■ Record excerpts ■
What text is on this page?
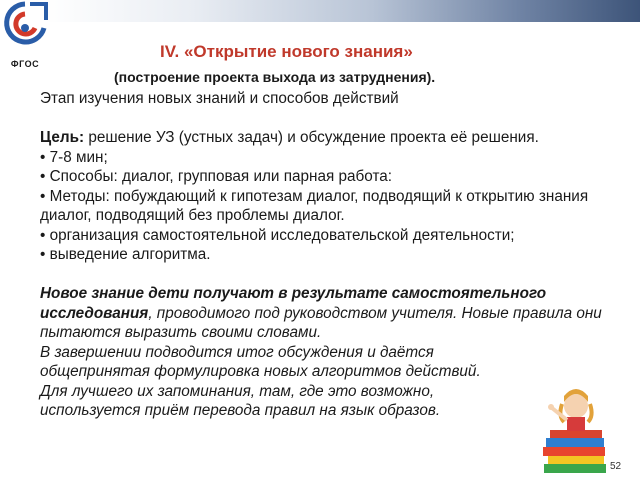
ФГОС
IV. «Открытие нового знания»
(построение проекта выхода из затруднения).

Этап изучения новых знаний и способов действий

Цель: решение УЗ (устных задач) и обсуждение проекта её решения.

• 7-8 мин;

• Способы: диалог, групповая или парная работа:

• Методы: побуждающий к гипотезам диалог, подводящий к открытию знания диалог, подводящий без проблемы диалог.

• организация самостоятельной исследовательской деятельности;

• выведение алгоритма.

Новое знание дети получают в результате самостоятельного исследования, проводимого под руководством учителя. Новые правила они пытаются выразить своими словами.

В завершении подводится итог обсуждения и даётся

общепринятая формулировка новых алгоритмов действий.

Для лучшего их запоминания, там, где это возможно,

используется приём перевода правил на язык образов.

52
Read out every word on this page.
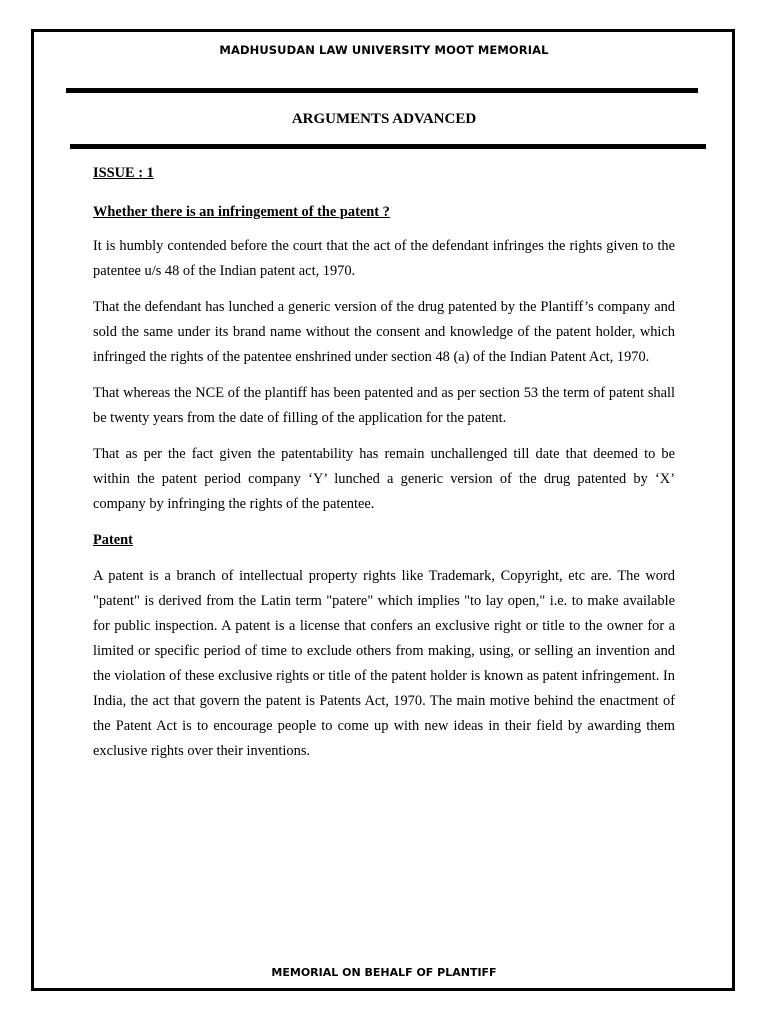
MADHUSUDAN LAW UNIVERSITY MOOT MEMORIAL
ARGUMENTS ADVANCED

ISSUE : 1

Whether there is an infringement of the patent ?

It is humbly contended before the court that the act of the defendant infringes the rights given to the patentee u/s 48 of the Indian patent act, 1970.

That the defendant has lunched a generic version of the drug patented by the Plantiff’s company and sold the same under its brand name without the consent and knowledge of the patent holder, which infringed the rights of the patentee enshrined under section 48 (a) of the Indian Patent Act, 1970.

That whereas the NCE of the plantiff has been patented and as per section 53 the term of patent shall be twenty years from the date of filling of the application for the patent.

That as per the fact given the patentability has remain unchallenged till date that deemed to be within the patent period company ‘Y’ lunched a generic version of the drug patented by ‘X’ company by infringing the rights of the patentee.

Patent

A patent is a branch of intellectual property rights like Trademark, Copyright, etc are. The word "patent" is derived from the Latin term "patere" which implies "to lay open," i.e. to make available for public inspection. A patent is a license that confers an exclusive right or title to the owner for a limited or specific period of time to exclude others from making, using, or selling an invention and the violation of these exclusive rights or title of the patent holder is known as patent infringement. In India, the act that govern the patent is Patents Act, 1970. The main motive behind the enactment of the Patent Act is to encourage people to come up with new ideas in their field by awarding them exclusive rights over their inventions.

MEMORIAL ON BEHALF OF PLANTIFF
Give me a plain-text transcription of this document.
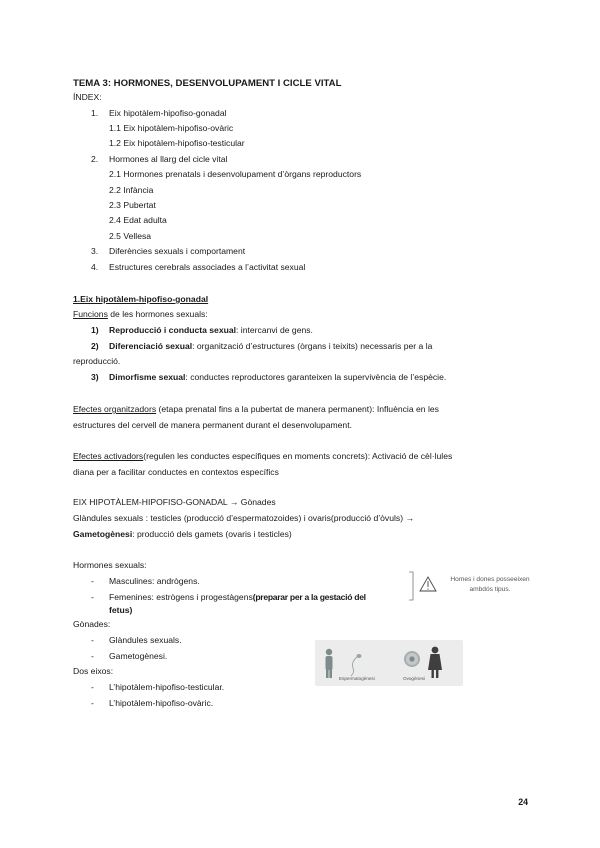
TEMA 3: HORMONES, DESENVOLUPAMENT I CICLE VITAL
ÍNDEX:
1. Eix hipotàlem-hipofiso-gonadal
1.1 Eix hipotàlem-hipofiso-ovàric
1.2 Eix hipotàlem-hipofiso-testicular
2. Hormones al llarg del cicle vital
2.1 Hormones prenatals i desenvolupament d’òrgans reproductors
2.2 Infància
2.3 Pubertat
2.4 Edat adulta
2.5 Vellesa
3. Diferències sexuals i comportament
4. Estructures cerebrals associades a l’activitat sexual
1.Eix hipotàlem-hipofiso-gonadal
Funcions de les hormones sexuals:
1) Reproducció i conducta sexual: intercanvi de gens.
2) Diferenciació sexual: organització d’estructures (òrgans i teixits) necessaris per a la
reproducció.
3) Dimorfisme sexual: conductes reproductores garanteixen la supervivència de l’espècie.
Efectes organitzadors (etapa prenatal fins a la pubertat de manera permanent): Influència en les
estructures del cervell de manera permanent durant el desenvolupament.
Efectes activadors(regulen les conductes específiques en moments concrets): Activació de cèl·lules
diana per a facilitar conductes en contextos específics
EIX HIPOTÀLEM-HIPOFISO-GONADAL → Gònades
Glàndules sexuals : testicles (producció d’espermatozoides) i ovaris(producció d’òvuls) →
Gametogènesi: producció dels gamets (ovaris i testicles)
Hormones sexuals:
- Masculines: andrògens.
- Femenines: estrògens i progestàgens(preparar per a la gestació del
fetus)
Homes i dones posseeixen ambdós tipus.
Gònades:
- Glàndules sexuals.
- Gametogènesi.
Dos eixos:
- L’hipotàlem-hipofiso-testicular.
- L’hipotàlem-hipofiso-ovàric.
Espermatogènesi	Ovogènesi
24
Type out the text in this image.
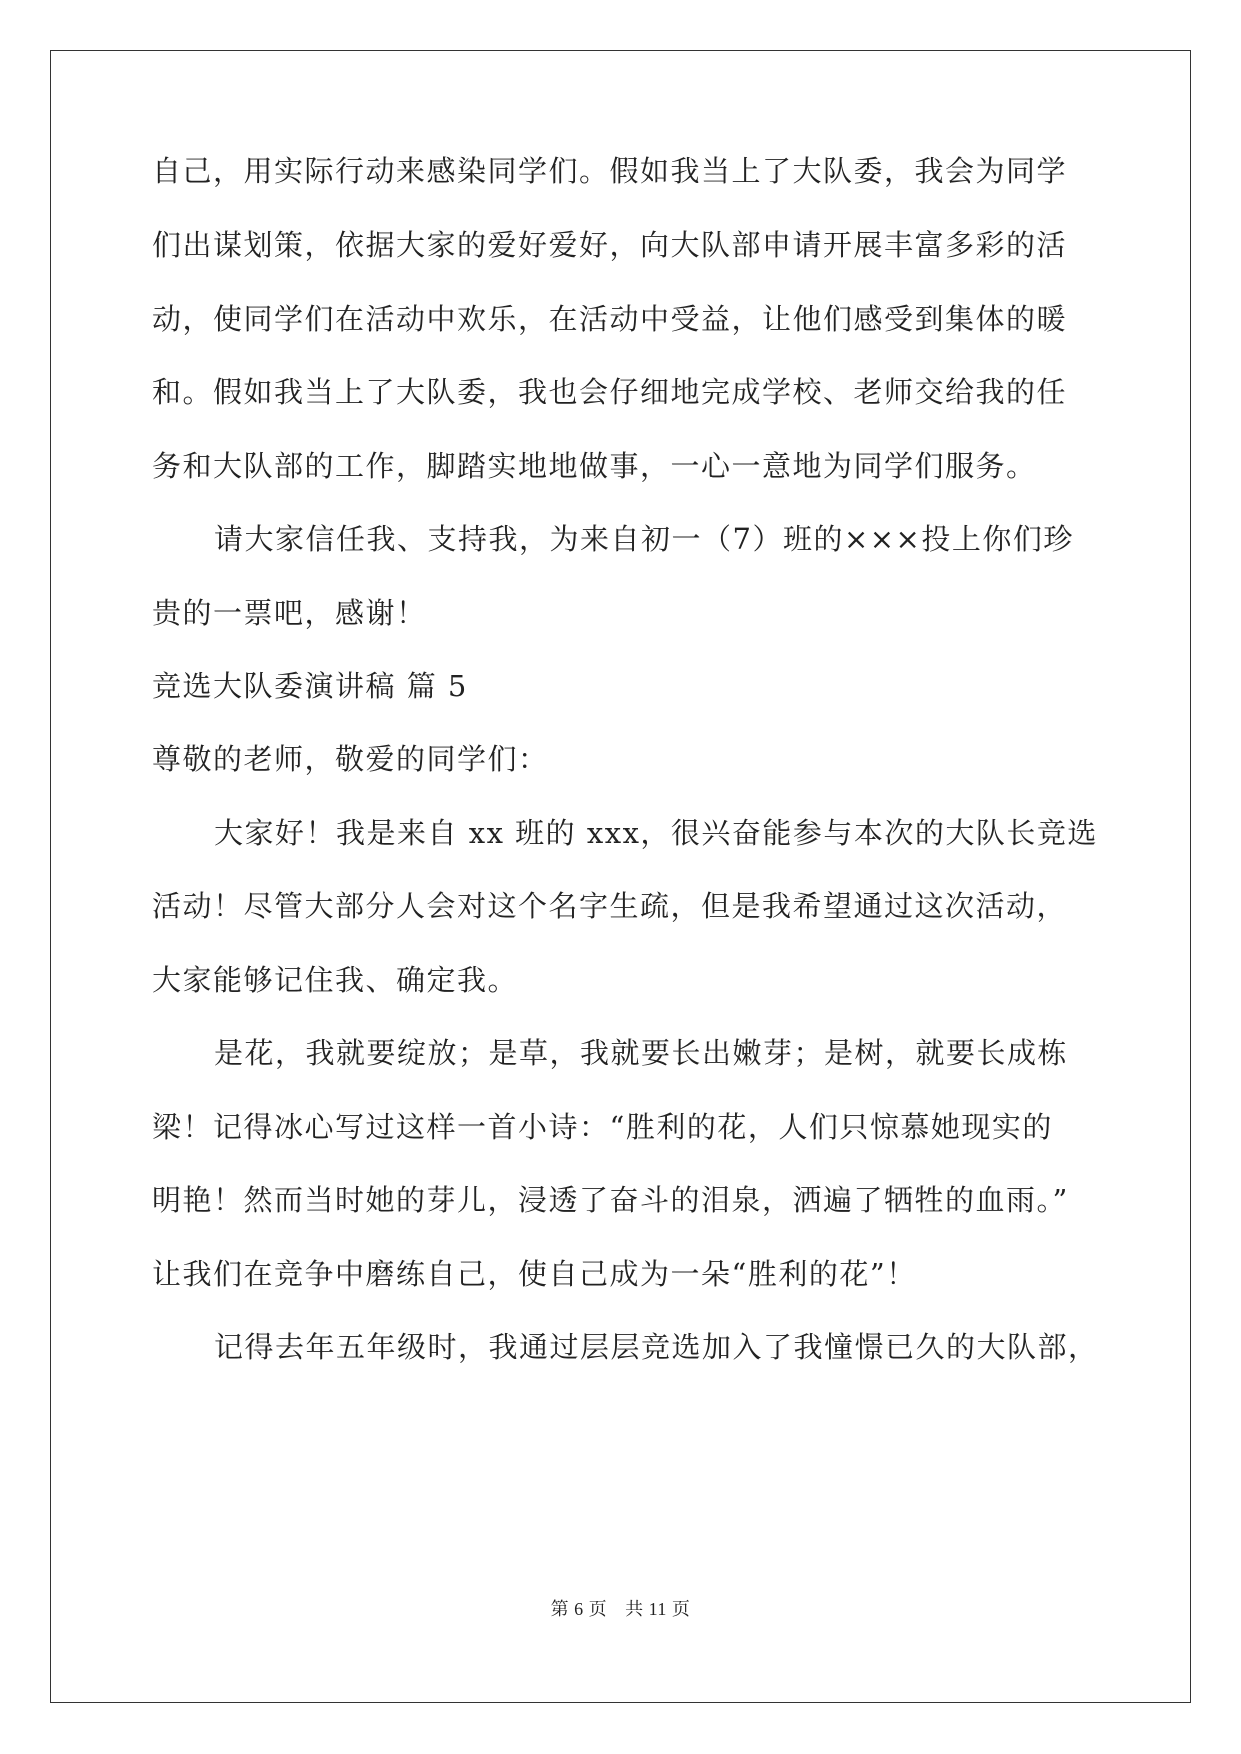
自己，用实际行动来感染同学们。假如我当上了大队委，我会为同学
们出谋划策，依据大家的爱好爱好，向大队部申请开展丰富多彩的活
动，使同学们在活动中欢乐，在活动中受益，让他们感受到集体的暖
和。假如我当上了大队委，我也会仔细地完成学校、老师交给我的任
务和大队部的工作，脚踏实地地做事，一心一意地为同学们服务。
请大家信任我、支持我，为来自初一（7）班的×××投上你们珍
贵的一票吧，感谢！
竞选大队委演讲稿 篇 5
尊敬的老师，敬爱的同学们：
大家好！我是来自 xx 班的 xxx，很兴奋能参与本次的大队长竞选
活动！尽管大部分人会对这个名字生疏，但是我希望通过这次活动，
大家能够记住我、确定我。
是花，我就要绽放；是草，我就要长出嫩芽；是树，就要长成栋
梁！记得冰心写过这样一首小诗：“胜利的花，人们只惊慕她现实的
明艳！然而当时她的芽儿，浸透了奋斗的泪泉，洒遍了牺牲的血雨。”
让我们在竞争中磨练自己，使自己成为一朵“胜利的花”！
记得去年五年级时，我通过层层竞选加入了我憧憬已久的大队部，
第 6 页 共 11 页
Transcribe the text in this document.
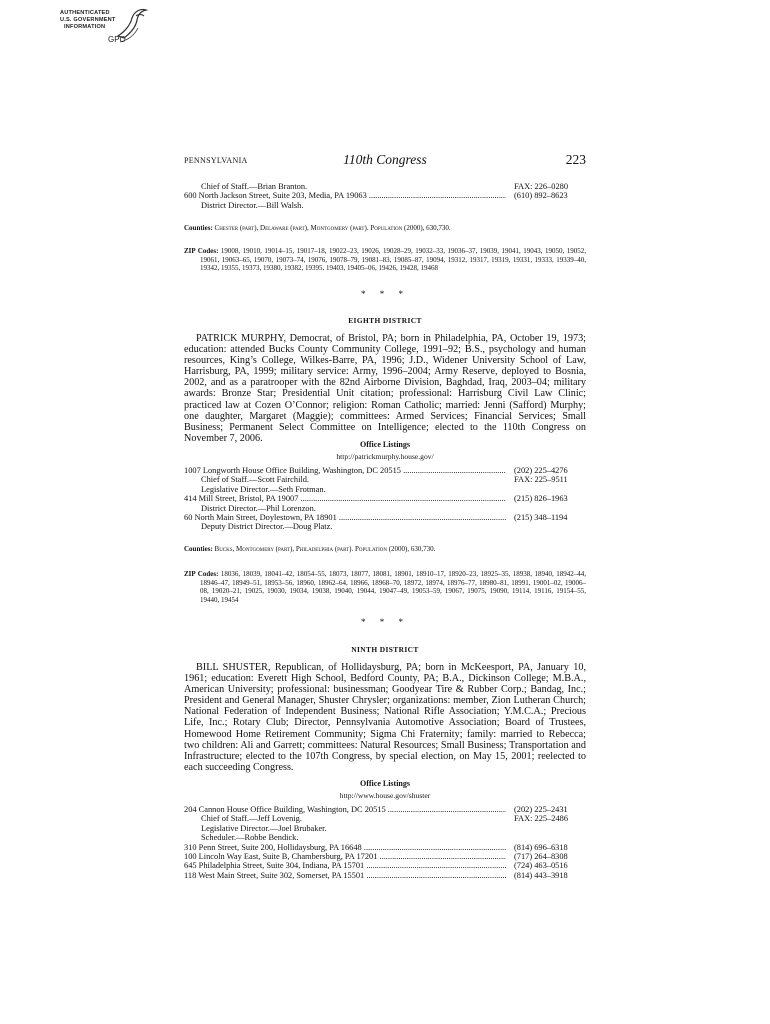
AUTHENTICATED
U.S. GOVERNMENT
INFORMATION
GPO
PENNSYLVANIA	110th Congress	223
Chief of Staff.—Brian Branton.	FAX: 226–0280
600 North Jackson Street, Suite 203, Media, PA 19063 .....	(610) 892–8623
District Director.—Bill Walsh.
Counties: Chester (part), Delaware (part), Montgomery (part). Population (2000), 630,730.
ZIP Codes: 19008, 19010, 19014–15, 19017–18, 19022–23, 19026, 19028–29, 19032–33, 19036–37, 19039, 19041, 19043, 19050, 19052, 19061, 19063–65, 19070, 19073–74, 19076, 19078–79, 19081–83, 19085–87, 19094, 19312, 19317, 19319, 19331, 19333, 19339–40, 19342, 19355, 19373, 19380, 19382, 19395, 19403, 19405–06, 19426, 19428, 19468
* * *
EIGHTH DISTRICT

PATRICK MURPHY, Democrat, of Bristol, PA; born in Philadelphia, PA, October 19, 1973; education: attended Bucks County Community College, 1991–92; B.S., psychology and human resources, King’s College, Wilkes-Barre, PA, 1996; J.D., Widener University School of Law, Harrisburg, PA, 1999; military service: Army, 1996–2004; Army Reserve, deployed to Bosnia, 2002, and as a paratrooper with the 82nd Airborne Division, Baghdad, Iraq, 2003–04; military awards: Bronze Star; Presidential Unit citation; professional: Harrisburg Civil Law Clinic; practiced law at Cozen O’Connor; religion: Roman Catholic; married: Jenni (Safford) Murphy; one daughter, Margaret (Maggie); committees: Armed Services; Financial Services; Small Business; Permanent Select Committee on Intelligence; elected to the 110th Congress on November 7, 2006.

Office Listings
http://patrickmurphy.house.gov/
1007 Longworth House Office Building, Washington, DC 20515 .....	(202) 225–4276
Chief of Staff.—Scott Fairchild.	FAX: 225–9511
Legislative Director.—Seth Frotman.
414 Mill Street, Bristol, PA 19007 .....	(215) 826–1963
District Director.—Phil Lorenzon.
60 North Main Street, Doylestown, PA 18901 .....	(215) 348–1194
Deputy District Director.—Doug Platz.
Counties: Bucks, Montgomery (part), Philadelphia (part). Population (2000), 630,730.
ZIP Codes: 18036, 18039, 18041–42, 18054–55, 18073, 18077, 18081, 18901, 18910–17, 18920–23, 18925–35, 18938, 18940, 18942–44, 18946–47, 18949–51, 18953–56, 18960, 18962–64, 18966, 18968–70, 18972, 18974, 18976–77, 18980–81, 18991, 19001–02, 19006–08, 19020–21, 19025, 19030, 19034, 19038, 19040, 19044, 19047–49, 19053–59, 19067, 19075, 19090, 19114, 19116, 19154–55, 19440, 19454
* * *
NINTH DISTRICT

BILL SHUSTER, Republican, of Hollidaysburg, PA; born in McKeesport, PA, January 10, 1961; education: Everett High School, Bedford County, PA; B.A., Dickinson College; M.B.A., American University; professional: businessman; Goodyear Tire & Rubber Corp.; Bandag, Inc.; President and General Manager, Shuster Chrysler; organizations: member, Zion Lutheran Church; National Federation of Independent Business; National Rifle Association; Y.M.C.A.; Precious Life, Inc.; Rotary Club; Director, Pennsylvania Automotive Association; Board of Trustees, Homewood Home Retirement Community; Sigma Chi Fraternity; family: married to Rebecca; two children: Ali and Garrett; committees: Natural Resources; Small Business; Transportation and Infrastructure; elected to the 107th Congress, by special election, on May 15, 2001; reelected to each succeeding Congress.

Office Listings
http://www.house.gov/shuster
204 Cannon House Office Building, Washington, DC 20515 .....	(202) 225–2431
Chief of Staff.—Jeff Lovenig.	FAX: 225–2486
Legislative Director.—Joel Brubaker.
Scheduler.—Robbe Bendick.
310 Penn Street, Suite 200, Hollidaysburg, PA 16648 .....	(814) 696–6318
100 Lincoln Way East, Suite B, Chambersburg, PA 17201 .....	(717) 264–8308
645 Philadelphia Street, Suite 304, Indiana, PA 15701 .....	(724) 463–0516
118 West Main Street, Suite 302, Somerset, PA 15501 .....	(814) 443–3918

■ What is needed ■
Find the lines that include the string "Philadelphia", then copy each of them.

■ Correct output ■
PATRICK MURPHY, Democrat, of Bristol, PA; born in Philadelphia, PA, October 19, 1973; education: attended Bucks County Community College, 1991–92; B.S., psychology and human resources, King’s College, Wilkes-Barre, PA, 1996; J.D., Widener University School of Law, Harrisburg, PA, 1999; military service: Army, 1996–2004; Army Reserve, deployed to Bosnia, 2002, and as a paratrooper with the 82nd Airborne Division, Baghdad, Iraq, 2003–04; military awards: Bronze Star; Presidential Unit citation; professional: Harrisburg Civil Law Clinic; practiced law at Cozen O’Connor; religion: Roman Catholic; married: Jenni (Safford) Murphy; one daughter, Margaret (Maggie); committees: Armed Services; Financial Services; Small Business; Permanent Select Committee on Intelligence; elected to the 110th Congress on November 7, 2006.
Counties: Bucks, Montgomery (part), Philadelphia (part). Population (2000), 630,730.
645 Philadelphia Street, Suite 304, Indiana, PA 15701 .....	(724) 463–0516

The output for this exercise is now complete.